[BEGIN SOURCE MATERIAL]
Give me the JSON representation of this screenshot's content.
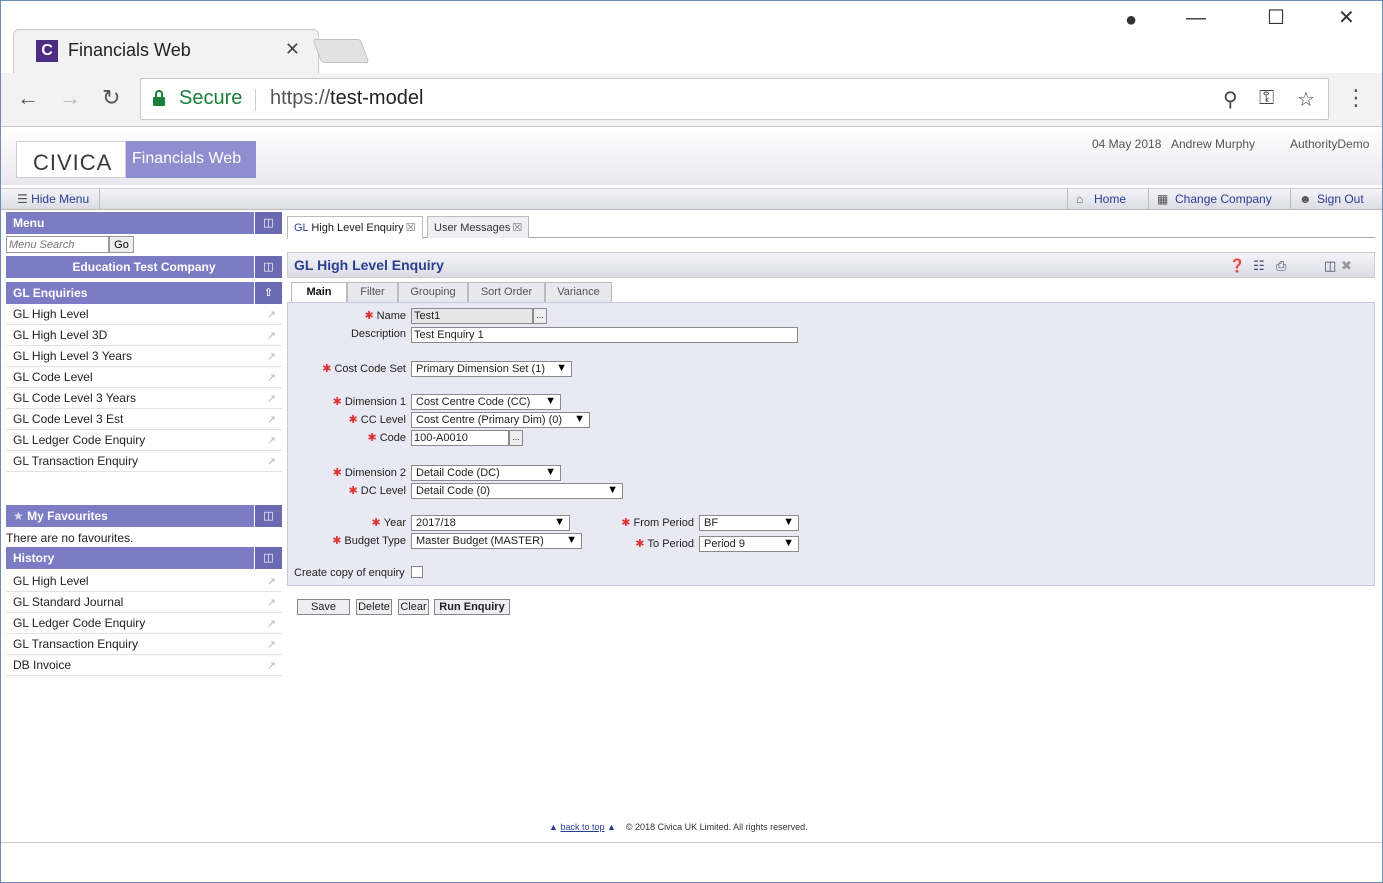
{
  "browser": {
    "tab_title": "Financials Web",
    "tab_close": "✕",
    "secure_label": "Secure",
    "url_scheme": "https://",
    "url_host": "test-model"
  },
  "header": {
    "logo": "CIVICA",
    "product": "Financials Web",
    "date": "04 May 2018",
    "user": "Andrew Murphy",
    "authority": "AuthorityDemo"
  },
  "navbar": {
    "hide_menu": "Hide Menu",
    "home": "Home",
    "change_company": "Change Company",
    "sign_out": "Sign Out"
  },
  "sidebar": {
    "menu_title": "Menu",
    "search_placeholder": "Menu Search",
    "go_label": "Go",
    "company": "Education Test Company",
    "section_title": "GL Enquiries",
    "items": [
      "GL High Level",
      "GL High Level 3D",
      "GL High Level 3 Years",
      "GL Code Level",
      "GL Code Level 3 Years",
      "GL Code Level 3 Est",
      "GL Ledger Code Enquiry",
      "GL Transaction Enquiry"
    ],
    "favourites_title": "My Favourites",
    "favourites_empty": "There are no favourites.",
    "history_title": "History",
    "history": [
      "GL High Level",
      "GL Standard Journal",
      "GL Ledger Code Enquiry",
      "GL Transaction Enquiry",
      "DB Invoice"
    ]
  },
  "page_tabs": {
    "active_prefix": "GL",
    "active_rest": " High Level Enquiry",
    "second": "User Messages"
  },
  "panel": {
    "title": "GL High Level Enquiry"
  },
  "subtabs": [
    "Main",
    "Filter",
    "Grouping",
    "Sort Order",
    "Variance"
  ],
  "form": {
    "name_label": "Name",
    "name_value": "Test1",
    "description_label": "Description",
    "description_value": "Test Enquiry 1",
    "cost_code_set_label": "Cost Code Set",
    "cost_code_set_value": "Primary Dimension Set (1)",
    "dimension1_label": "Dimension 1",
    "dimension1_value": "Cost Centre Code (CC)",
    "cc_level_label": "CC Level",
    "cc_level_value": "Cost Centre (Primary Dim) (0)",
    "code_label": "Code",
    "code_value": "100-A0010",
    "dimension2_label": "Dimension 2",
    "dimension2_value": "Detail Code (DC)",
    "dc_level_label": "DC Level",
    "dc_level_value": "Detail Code (0)",
    "year_label": "Year",
    "year_value": "2017/18",
    "budget_type_label": "Budget Type",
    "budget_type_value": "Master Budget (MASTER)",
    "from_period_label": "From Period",
    "from_period_value": "BF",
    "to_period_label": "To Period",
    "to_period_value": "Period 9",
    "create_copy_label": "Create copy of enquiry",
    "dots": "..."
  },
  "buttons": {
    "save": "Save",
    "delete": "Delete",
    "clear": "Clear",
    "run": "Run Enquiry"
  },
  "footer": {
    "back_to_top": "back to top",
    "copyright": "© 2018 Civica UK Limited. All rights reserved."
  }
}
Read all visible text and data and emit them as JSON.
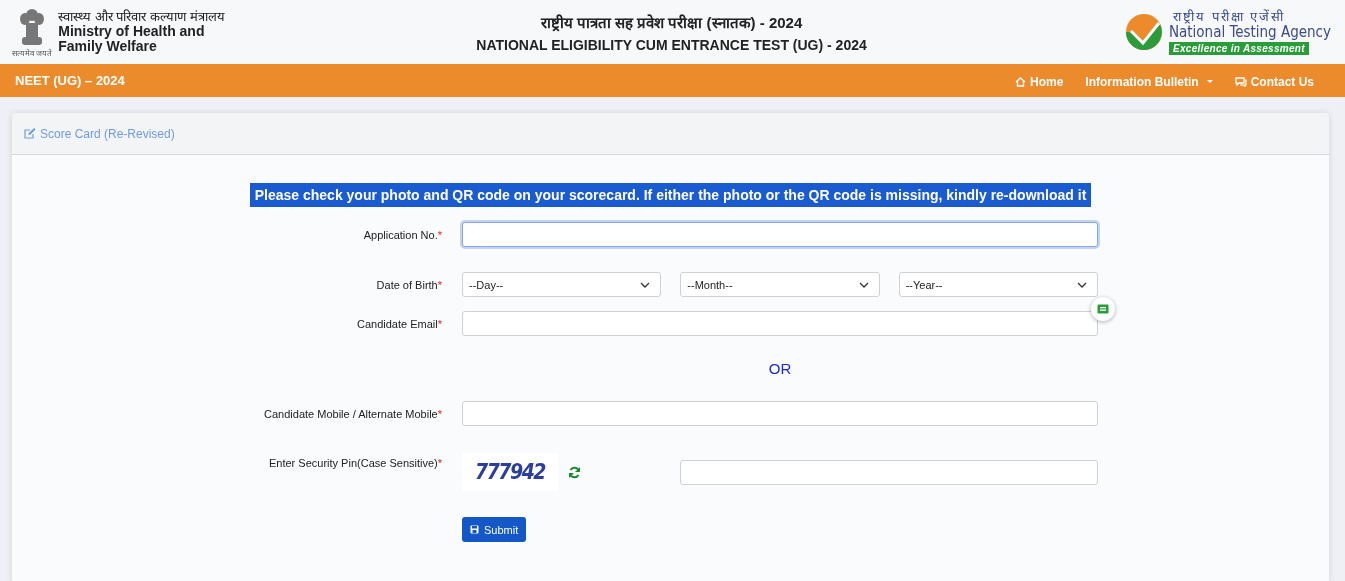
{
  "header": {
    "ministry_hindi": "स्वास्थ्य और परिवार कल्याण मंत्रालय",
    "ministry": "Ministry of Health and Family Welfare",
    "motto": "सत्यमेव जयते",
    "title_hindi": "राष्ट्रीय पात्रता सह प्रवेश परीक्षा (स्नातक) - 2024",
    "title": "NATIONAL ELIGIBILITY CUM ENTRANCE TEST (UG) - 2024",
    "agency_hindi": "राष्ट्रीय परीक्षा एजेंसी",
    "agency": "National Testing Agency",
    "agency_tagline": "Excellence in Assessment"
  },
  "navbar": {
    "brand": "NEET (UG) – 2024",
    "items": [
      {
        "label": "Home",
        "dropdown": false
      },
      {
        "label": "Information Bulletin",
        "dropdown": true
      },
      {
        "label": "Contact Us",
        "dropdown": false
      }
    ]
  },
  "card": {
    "title": "Score Card (Re-Revised)",
    "banner": "Please check your photo and QR code on your scorecard. If either the photo or the QR code is missing, kindly re-download it",
    "fields": [
      {
        "kind": "text",
        "label": "Application No.",
        "mark": "*",
        "focused": true
      },
      {
        "kind": "selects",
        "label": "Date of Birth",
        "mark": "*",
        "selects": [
          "--Day--",
          "--Month--",
          "--Year--"
        ]
      },
      {
        "kind": "text",
        "label": "Candidate Email",
        "mark": "*",
        "focused": false
      },
      {
        "kind": "separator",
        "text": "OR"
      },
      {
        "kind": "text",
        "label": "Candidate Mobile / Alternate Mobile",
        "mark": "*",
        "focused": false
      },
      {
        "kind": "captcha",
        "label": "Enter Security Pin(Case Sensitive)",
        "mark": "*",
        "code": "777942"
      }
    ],
    "submit": "Submit"
  }
}
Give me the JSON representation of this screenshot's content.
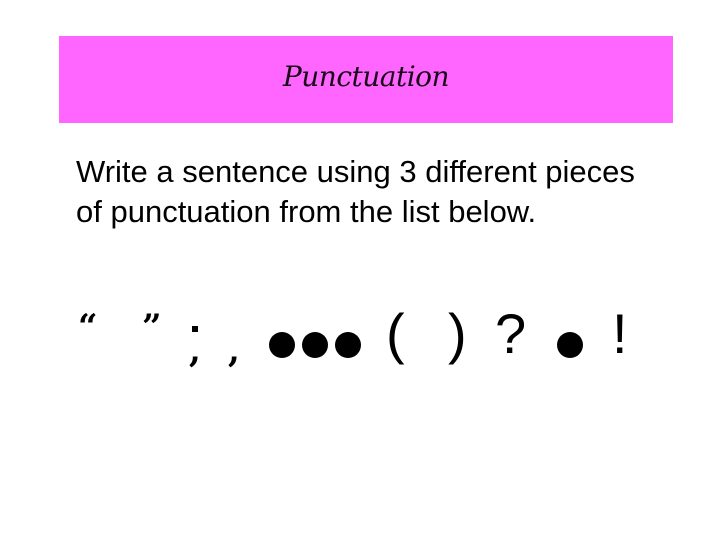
{
  "slide": {
    "title": "Punctuation",
    "instruction": "Write a sentence using 3 different pieces of punctuation from the list below.",
    "colors": {
      "banner": "#ff66ff",
      "text": "#000000"
    },
    "punctuation": {
      "open_quote": "“",
      "close_quote": "”",
      "semicolon_dot": "▪",
      "semicolon_comma": ",",
      "comma": ",",
      "ellipsis": "●●●",
      "open_paren": "(",
      "close_paren": ")",
      "question_mark": "?",
      "full_stop": "●",
      "exclamation_mark": "!"
    }
  }
}
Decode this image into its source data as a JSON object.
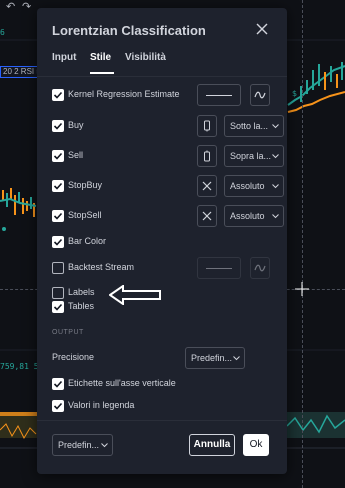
{
  "background": {
    "toolbar": {
      "undo_icon": "undo-icon",
      "redo_icon": "redo-icon"
    },
    "badge_text": "20 2 RSI 5",
    "readout_text": "759,81 5, %",
    "left_value": "6"
  },
  "dialog": {
    "title": "Lorentzian Classification",
    "close_icon": "close-icon",
    "tabs": [
      {
        "label": "Input",
        "active": false
      },
      {
        "label": "Stile",
        "active": true
      },
      {
        "label": "Visibilità",
        "active": false
      }
    ],
    "style_rows": [
      {
        "label": "Kernel Regression Estimate",
        "checked": true
      },
      {
        "label": "Buy",
        "checked": true,
        "select": "Sotto la..."
      },
      {
        "label": "Sell",
        "checked": true,
        "select": "Sopra la..."
      },
      {
        "label": "StopBuy",
        "checked": true,
        "select": "Assoluto"
      },
      {
        "label": "StopSell",
        "checked": true,
        "select": "Assoluto"
      },
      {
        "label": "Bar Color",
        "checked": true
      },
      {
        "label": "Backtest Stream",
        "checked": false
      },
      {
        "label": "Labels",
        "checked": false
      },
      {
        "label": "Tables",
        "checked": true
      }
    ],
    "output": {
      "section_title": "OUTPUT",
      "precision_label": "Precisione",
      "precision_value": "Predefin...",
      "axis_labels": {
        "label": "Etichette sull'asse verticale",
        "checked": true
      },
      "legend_values": {
        "label": "Valori in legenda",
        "checked": true
      }
    },
    "footer": {
      "template_value": "Predefin...",
      "cancel_label": "Annulla",
      "ok_label": "Ok"
    }
  },
  "colors": {
    "dialog_bg": "#1e222d",
    "page_bg": "#131722",
    "text": "#d1d4dc",
    "accent_green": "#26a69a",
    "accent_orange": "#f7931a"
  },
  "annotation": {
    "arrow": "left-arrow-icon"
  }
}
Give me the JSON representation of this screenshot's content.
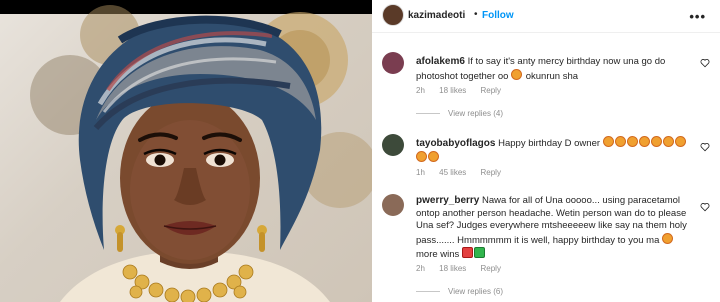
{
  "post": {
    "username": "kazimadeoti",
    "follow_label": "Follow",
    "more_icon": "more-dots-icon"
  },
  "comments": [
    {
      "username": "afolakem6",
      "text": "If to say it's anty mercy birthday now una go do photoshot together oo",
      "text_tail": "okunrun sha",
      "time": "2h",
      "likes": "18 likes",
      "reply_label": "Reply",
      "view_replies": "View replies (4)"
    },
    {
      "username": "tayobabyoflagos",
      "text": "Happy birthday D owner",
      "time": "1h",
      "likes": "45 likes",
      "reply_label": "Reply"
    },
    {
      "username": "pwerry_berry",
      "text": "Nawa for all of Una ooooo... using paracetamol ontop another person headache. Wetin person wan do to please Una sef? Judges everywhere mtsheeeeew like say na them holy pass....... Hmmmmmm it is well, happy birthday to you ma",
      "text_tail": "more wins",
      "time": "2h",
      "likes": "18 likes",
      "reply_label": "Reply",
      "view_replies": "View replies (6)"
    }
  ],
  "colors": {
    "link_blue": "#0095f6",
    "meta_gray": "#8e8e8e"
  }
}
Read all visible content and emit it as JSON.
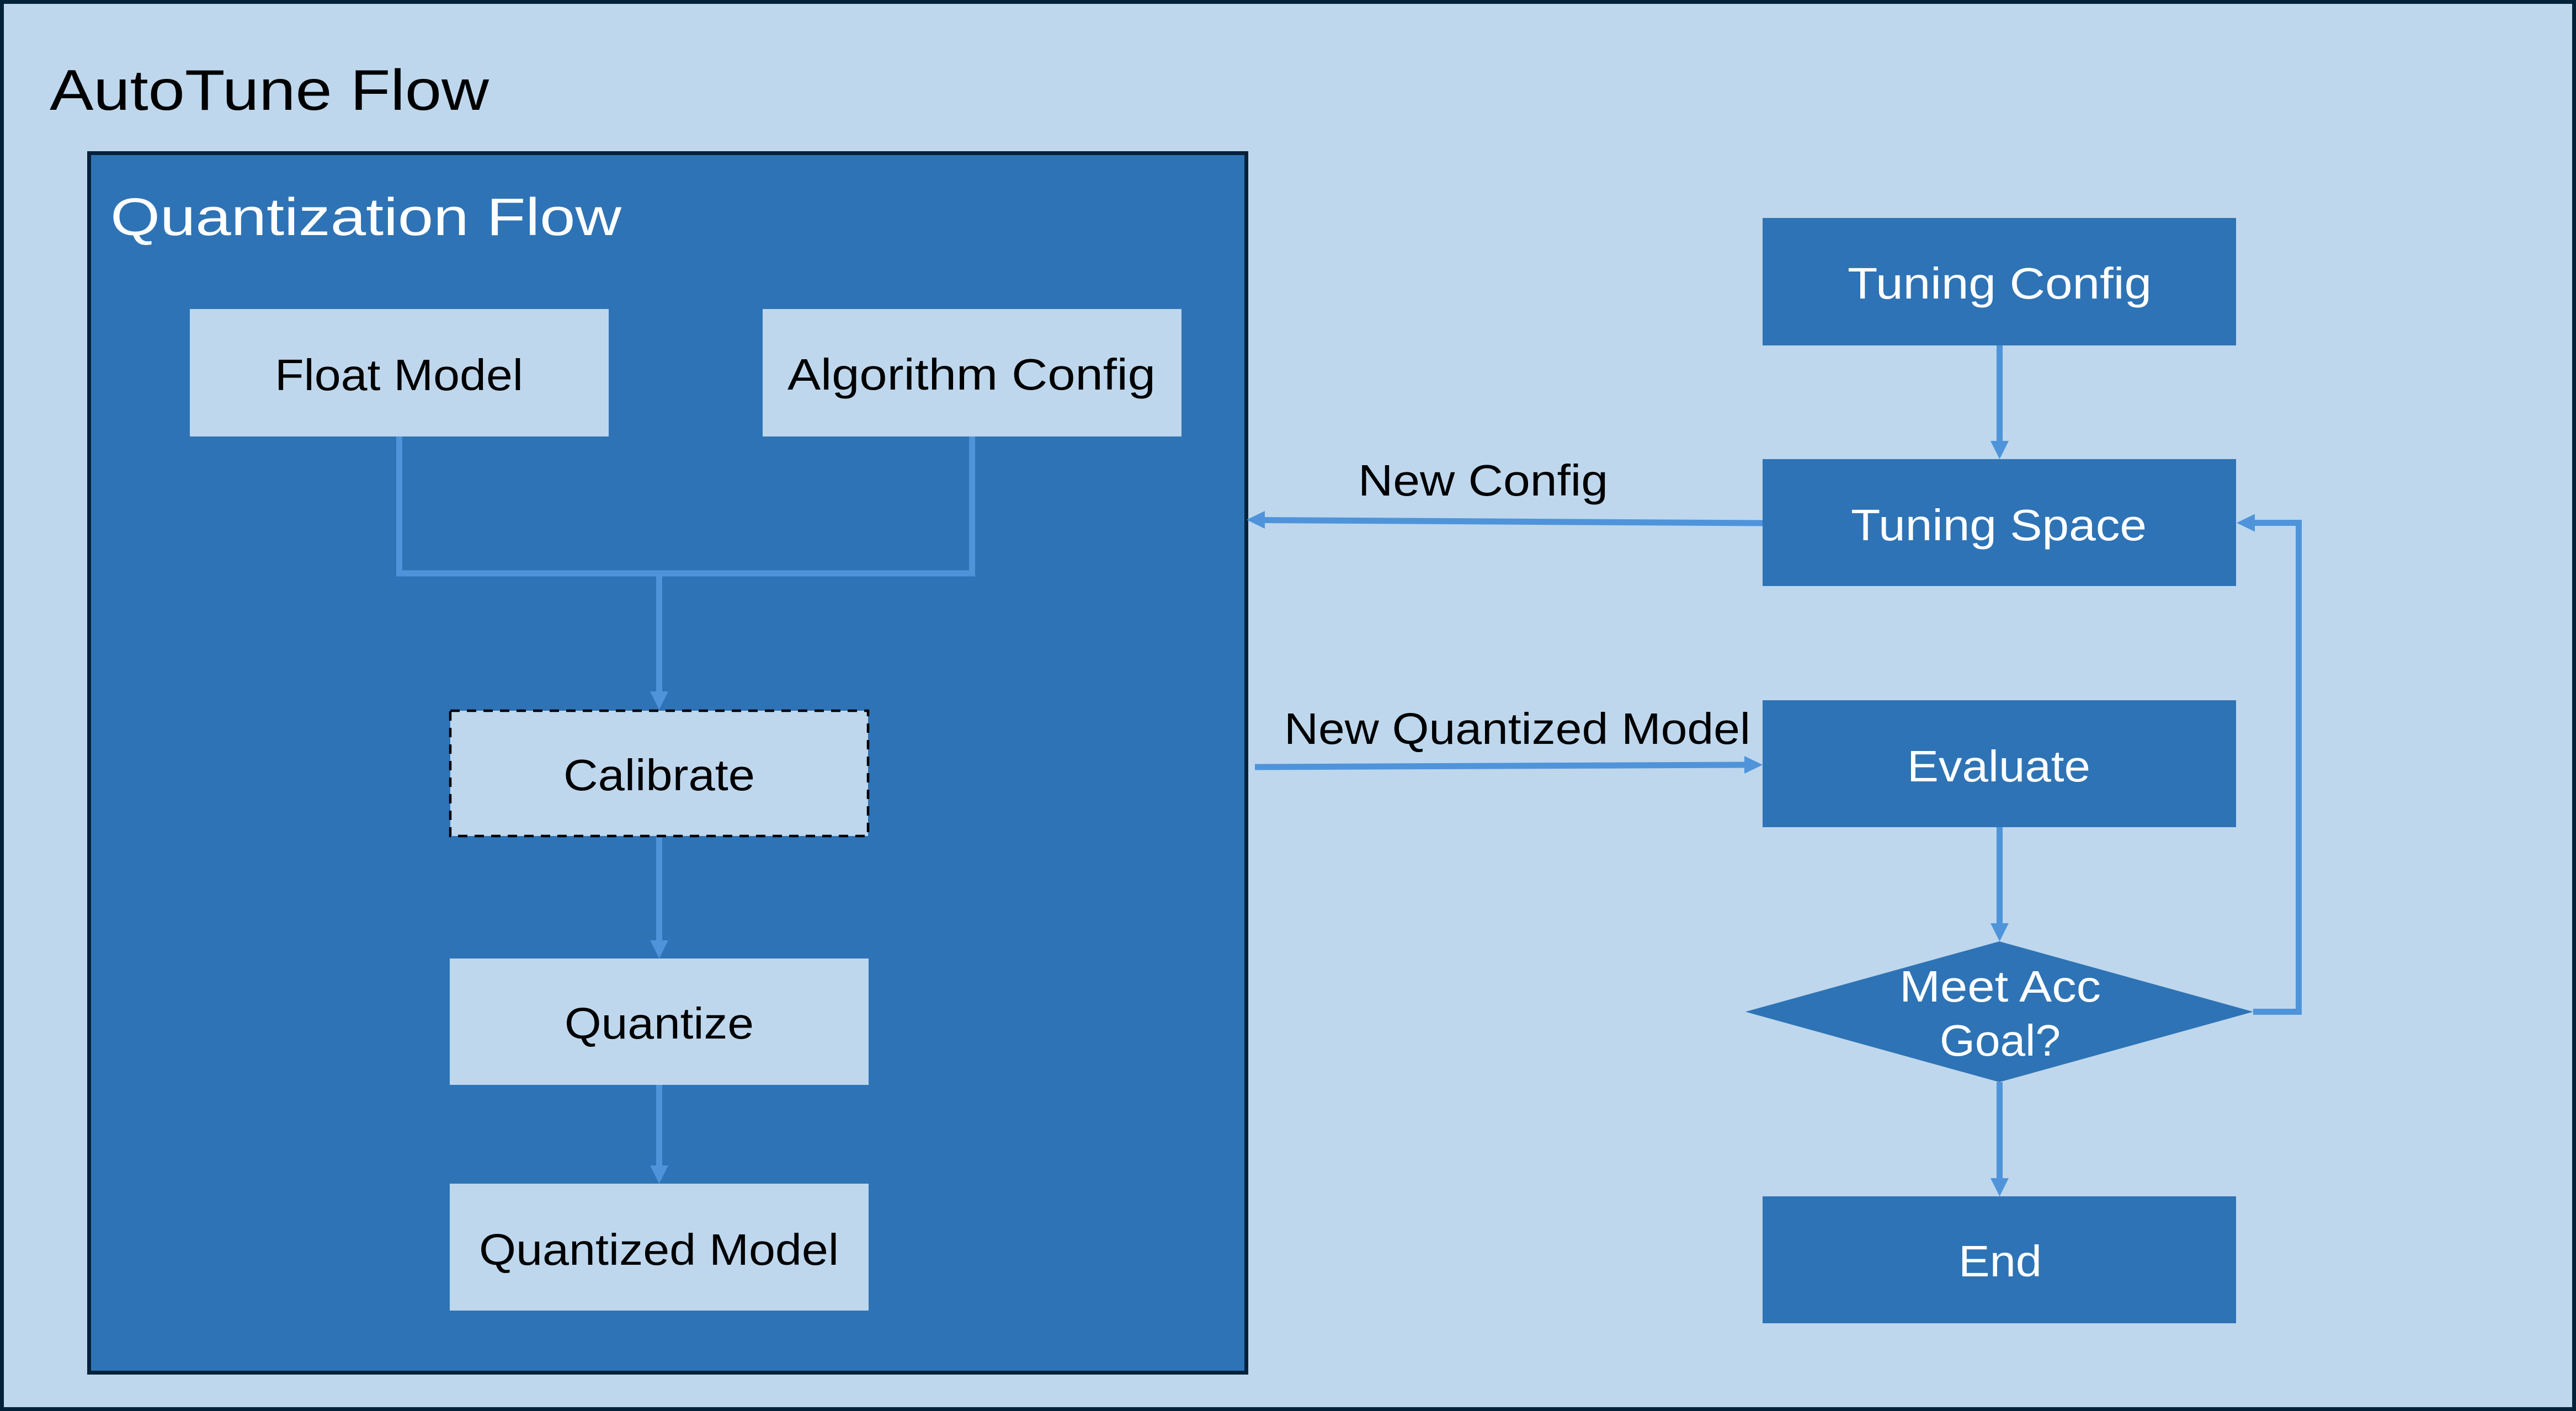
{
  "title": "AutoTune Flow",
  "quantization_flow": {
    "title": "Quantization Flow",
    "nodes": {
      "float_model": "Float Model",
      "algorithm_config": "Algorithm Config",
      "calibrate": "Calibrate",
      "quantize": "Quantize",
      "quantized_model": "Quantized Model"
    },
    "optional_step": "Calibrate"
  },
  "tuning_flow": {
    "nodes": {
      "tuning_config": "Tuning Config",
      "tuning_space": "Tuning Space",
      "evaluate": "Evaluate",
      "decision_line1": "Meet Acc",
      "decision_line2": "Goal?",
      "end": "End"
    }
  },
  "edges": {
    "new_config": "New Config",
    "new_quantized_model": "New Quantized Model"
  },
  "flow": [
    [
      "Float Model",
      "Calibrate"
    ],
    [
      "Algorithm Config",
      "Calibrate"
    ],
    [
      "Calibrate",
      "Quantize"
    ],
    [
      "Quantize",
      "Quantized Model"
    ],
    [
      "Tuning Config",
      "Tuning Space"
    ],
    [
      "Tuning Space",
      "Quantization Flow"
    ],
    [
      "Quantization Flow",
      "Evaluate"
    ],
    [
      "Evaluate",
      "Meet Acc Goal?"
    ],
    [
      "Meet Acc Goal?",
      "End"
    ],
    [
      "Meet Acc Goal?",
      "Tuning Space"
    ]
  ],
  "colors": {
    "frame": "#03223a",
    "background": "#bed7ed",
    "box_blue": "#2e73b5",
    "box_light": "#bed7ed",
    "connector": "#4f94da",
    "text_dark": "#000000",
    "text_light": "#ffffff"
  }
}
[END SOURCE MATERIAL]
GIVEN EXERCISE:
Each line in the listing above that contains "Meet" should be copied.

ANSWER BELOW:
      "decision_line1": "Meet Acc",
      "Meet Acc Goal?"
      "Meet Acc Goal?",
      "Meet Acc Goal?",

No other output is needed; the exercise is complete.